Task set:
1 – Using the article on the Zion Canyon landslide, decide whether each statement agrees with it: (a) the lake formed behind the slide lasted 700 years; (b) the slide's existence was first reported in 1995; (c) debris flows reached 180 mph. For each, answer yes or no and quote the deciding words.
2 – Reproduce the passage of the article on the Zion Canyon landslide between "Visitors can hike" and "its original formation.", inclusive.

— begin Source document —

But over the course of a cataclysmic minute 4,800 years ago, it disgorged 10 billion cubic feet of broken Navajo and Kayenta sandstone that poured up and down the canyon. Debris flows reached speeds of 180 mph before settling into a plug 2 miles long and a mile wide, according to new research from the University of Utah.

Rising 300 feet above the canyon bottom, the slide blocked the Virgin River, forming a 2-mile-long lake that persisted for 700 years in what is now Zion National Park. The resulting sedimentation leveled the valley floor, which otherwise would have featured rugged banks plunging to the river.

"This catastrophic landslide of massive proportions had two effects," said U. geologist Jeff Moore, lead author on the study posted Thursday. "One was constructive — creating paradise through cataclysm. More than 3.6 million people last year enjoyed the flat and tranquil valley floor of Zion Canyon, which owes its existence to this landslide. The other aspect is the extreme hazard that a similar event would pose if it happened today,"

Scientists first reported the existence of the slide in 1945, but Moore and his team are the first to precisely characterize the event in terms of time frame, size, dynamics and consequences.

"We were excited about the findings and we will definitely weave it into our interpretive programs," said Aly Baltrus, Zion's interpretation chief.

Park visitors pass through the slide area as they ride or drive up the canyon above the State Route 9 turnoff. The Virgin River continues to cut through this material, which remains unstable. It unleashed a slide in 1995 that damaged the road.

Visitors can hike or ride horses on the western side of the debris field along the Sand Bench Trail, accessed from the Court of the Patriarchs bus stop.

The debris piled up to 650 feet on the canyon side and averaged more than 310 feet in height.

Moore's research team dated the slide using a technique that determines how long rock has been exposed to open sky.

When cosmic particles strike rock surfaces, beryllium-10 builds up in the rock. Because this element accumulates at a known rate, the amount of beryllium present in a sample can reveal how long ago slide debris separated from its original formation.

— end Source document —
— begin Record set —

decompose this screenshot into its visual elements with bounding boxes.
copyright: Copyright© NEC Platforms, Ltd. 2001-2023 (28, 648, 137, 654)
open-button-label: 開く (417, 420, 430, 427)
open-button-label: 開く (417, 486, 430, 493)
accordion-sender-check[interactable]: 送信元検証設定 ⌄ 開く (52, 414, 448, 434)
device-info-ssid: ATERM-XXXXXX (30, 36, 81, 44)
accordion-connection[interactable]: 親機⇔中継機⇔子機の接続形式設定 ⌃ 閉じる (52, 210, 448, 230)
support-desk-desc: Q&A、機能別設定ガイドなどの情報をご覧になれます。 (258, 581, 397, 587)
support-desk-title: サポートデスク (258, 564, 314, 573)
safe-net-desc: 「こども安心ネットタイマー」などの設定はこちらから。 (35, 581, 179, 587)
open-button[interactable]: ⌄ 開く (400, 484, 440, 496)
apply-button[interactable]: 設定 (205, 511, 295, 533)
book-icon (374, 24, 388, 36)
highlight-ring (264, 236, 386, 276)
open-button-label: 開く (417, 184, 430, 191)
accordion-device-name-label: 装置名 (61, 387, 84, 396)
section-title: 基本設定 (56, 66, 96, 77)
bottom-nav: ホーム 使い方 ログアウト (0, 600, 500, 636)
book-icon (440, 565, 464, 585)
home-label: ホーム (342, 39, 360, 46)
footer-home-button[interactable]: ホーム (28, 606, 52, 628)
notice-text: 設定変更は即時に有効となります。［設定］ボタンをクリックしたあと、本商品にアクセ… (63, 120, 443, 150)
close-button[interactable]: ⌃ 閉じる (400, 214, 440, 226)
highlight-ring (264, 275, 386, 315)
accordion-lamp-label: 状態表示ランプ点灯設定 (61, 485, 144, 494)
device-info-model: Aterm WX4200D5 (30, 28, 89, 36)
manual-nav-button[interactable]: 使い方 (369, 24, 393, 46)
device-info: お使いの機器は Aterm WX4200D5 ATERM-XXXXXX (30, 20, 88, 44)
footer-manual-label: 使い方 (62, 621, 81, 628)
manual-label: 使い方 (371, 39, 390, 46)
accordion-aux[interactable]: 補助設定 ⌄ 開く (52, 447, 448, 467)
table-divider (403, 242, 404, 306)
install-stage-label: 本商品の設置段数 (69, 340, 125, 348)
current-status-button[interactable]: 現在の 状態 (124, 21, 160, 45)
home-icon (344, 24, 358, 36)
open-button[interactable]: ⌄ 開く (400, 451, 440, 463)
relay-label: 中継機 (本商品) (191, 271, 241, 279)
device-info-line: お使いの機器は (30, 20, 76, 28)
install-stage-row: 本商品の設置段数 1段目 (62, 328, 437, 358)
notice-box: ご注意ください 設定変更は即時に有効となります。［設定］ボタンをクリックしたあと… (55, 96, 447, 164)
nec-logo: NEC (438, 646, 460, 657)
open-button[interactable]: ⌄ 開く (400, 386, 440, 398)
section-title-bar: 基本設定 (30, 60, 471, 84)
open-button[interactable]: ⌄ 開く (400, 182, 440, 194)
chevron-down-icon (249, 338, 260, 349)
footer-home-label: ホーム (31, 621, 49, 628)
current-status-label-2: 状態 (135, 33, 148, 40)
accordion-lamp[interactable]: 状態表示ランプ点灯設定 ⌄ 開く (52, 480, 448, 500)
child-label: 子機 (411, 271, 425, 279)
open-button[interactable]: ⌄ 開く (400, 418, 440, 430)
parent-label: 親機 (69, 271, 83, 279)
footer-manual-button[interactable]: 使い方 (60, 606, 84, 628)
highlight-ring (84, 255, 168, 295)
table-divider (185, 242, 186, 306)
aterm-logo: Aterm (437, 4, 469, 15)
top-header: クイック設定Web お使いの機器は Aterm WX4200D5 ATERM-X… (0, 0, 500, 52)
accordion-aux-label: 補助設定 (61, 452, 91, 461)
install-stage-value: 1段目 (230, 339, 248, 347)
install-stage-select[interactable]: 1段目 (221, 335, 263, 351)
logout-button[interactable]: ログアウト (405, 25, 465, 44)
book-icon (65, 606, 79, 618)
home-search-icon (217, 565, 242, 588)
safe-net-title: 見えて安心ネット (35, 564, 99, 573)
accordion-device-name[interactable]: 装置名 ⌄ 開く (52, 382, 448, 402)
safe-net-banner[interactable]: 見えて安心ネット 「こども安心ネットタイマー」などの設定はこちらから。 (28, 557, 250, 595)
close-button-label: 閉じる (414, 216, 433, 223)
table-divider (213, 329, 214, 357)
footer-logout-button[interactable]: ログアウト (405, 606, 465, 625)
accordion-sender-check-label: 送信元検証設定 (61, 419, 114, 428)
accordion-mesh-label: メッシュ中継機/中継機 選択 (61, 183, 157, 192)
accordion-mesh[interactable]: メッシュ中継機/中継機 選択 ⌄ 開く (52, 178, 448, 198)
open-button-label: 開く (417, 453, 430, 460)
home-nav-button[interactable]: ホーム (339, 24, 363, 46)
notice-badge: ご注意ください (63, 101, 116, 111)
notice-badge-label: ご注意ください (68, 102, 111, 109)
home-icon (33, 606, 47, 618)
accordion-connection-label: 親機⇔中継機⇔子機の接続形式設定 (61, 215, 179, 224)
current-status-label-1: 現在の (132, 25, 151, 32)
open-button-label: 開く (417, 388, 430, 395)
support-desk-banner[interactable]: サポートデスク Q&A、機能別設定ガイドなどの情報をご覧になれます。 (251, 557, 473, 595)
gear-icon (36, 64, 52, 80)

— end Record set —

Answers to the tasks:
1 –
(a) Yes: "forming a 2-mile-long lake that persisted for 700 years"
(b) No: "Scientists first reported the existence of the slide in 1945"
(c) Yes: "Debris flows reached speeds of 180 mph"

2 –
Visitors can hike or ride horses on the western side of the debris field along the Sand Bench Trail, accessed from the Court of the Patriarchs bus stop.

The debris piled up to 650 feet on the canyon side and averaged more than 310 feet in height.

Moore's research team dated the slide using a technique that determines how long rock has been exposed to open sky.

When cosmic particles strike rock surfaces, beryllium-10 builds up in the rock. Because this element accumulates at a known rate, the amount of beryllium present in a sample can reveal how long ago slide debris separated from its original formation.